### Exercise
Copy each line in the data that includes the word "title".

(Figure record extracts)
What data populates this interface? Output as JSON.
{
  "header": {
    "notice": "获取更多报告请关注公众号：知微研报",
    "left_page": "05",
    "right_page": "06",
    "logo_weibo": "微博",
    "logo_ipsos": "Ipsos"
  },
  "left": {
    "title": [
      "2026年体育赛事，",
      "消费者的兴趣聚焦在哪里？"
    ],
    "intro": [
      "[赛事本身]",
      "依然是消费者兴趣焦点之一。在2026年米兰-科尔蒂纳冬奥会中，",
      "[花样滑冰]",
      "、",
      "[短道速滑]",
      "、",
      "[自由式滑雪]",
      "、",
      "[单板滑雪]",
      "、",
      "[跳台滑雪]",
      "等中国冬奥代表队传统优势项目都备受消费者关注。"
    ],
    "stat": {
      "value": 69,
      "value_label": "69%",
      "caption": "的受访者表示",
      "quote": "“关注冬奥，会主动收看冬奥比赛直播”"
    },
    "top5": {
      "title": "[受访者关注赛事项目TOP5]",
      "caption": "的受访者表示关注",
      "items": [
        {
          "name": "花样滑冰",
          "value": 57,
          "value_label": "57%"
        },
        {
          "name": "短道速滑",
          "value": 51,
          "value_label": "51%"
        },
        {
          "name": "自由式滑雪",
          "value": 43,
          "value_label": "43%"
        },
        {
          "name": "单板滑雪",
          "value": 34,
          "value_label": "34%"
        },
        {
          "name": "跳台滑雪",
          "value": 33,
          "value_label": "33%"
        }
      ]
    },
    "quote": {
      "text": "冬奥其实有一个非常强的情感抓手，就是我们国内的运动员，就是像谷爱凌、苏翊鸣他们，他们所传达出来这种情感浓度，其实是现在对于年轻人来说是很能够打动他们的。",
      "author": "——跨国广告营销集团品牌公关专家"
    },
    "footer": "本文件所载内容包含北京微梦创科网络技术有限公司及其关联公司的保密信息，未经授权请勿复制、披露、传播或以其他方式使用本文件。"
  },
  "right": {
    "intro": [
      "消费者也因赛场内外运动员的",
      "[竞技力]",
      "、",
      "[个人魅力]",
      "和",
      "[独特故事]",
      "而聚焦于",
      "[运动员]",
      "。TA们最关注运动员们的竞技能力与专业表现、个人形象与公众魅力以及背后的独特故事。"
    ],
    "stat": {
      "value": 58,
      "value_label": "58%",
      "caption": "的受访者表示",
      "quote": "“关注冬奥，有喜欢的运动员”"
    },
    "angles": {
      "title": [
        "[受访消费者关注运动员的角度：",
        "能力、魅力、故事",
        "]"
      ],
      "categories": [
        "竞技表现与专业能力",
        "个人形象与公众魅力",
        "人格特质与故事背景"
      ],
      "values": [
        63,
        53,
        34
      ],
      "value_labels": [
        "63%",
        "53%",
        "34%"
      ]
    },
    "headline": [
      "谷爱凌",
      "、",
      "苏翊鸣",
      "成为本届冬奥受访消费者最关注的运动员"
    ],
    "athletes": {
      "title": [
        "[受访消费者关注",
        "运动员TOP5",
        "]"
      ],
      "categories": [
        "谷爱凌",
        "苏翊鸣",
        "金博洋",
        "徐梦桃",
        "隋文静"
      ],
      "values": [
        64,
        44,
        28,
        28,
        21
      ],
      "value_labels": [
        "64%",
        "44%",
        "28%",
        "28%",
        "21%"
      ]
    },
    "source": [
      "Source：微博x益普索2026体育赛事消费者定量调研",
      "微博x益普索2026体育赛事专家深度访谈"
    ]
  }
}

### Expected output
    "title": [
      "title": "[受访者关注赛事项目TOP5]",
      "title": [
      "title": [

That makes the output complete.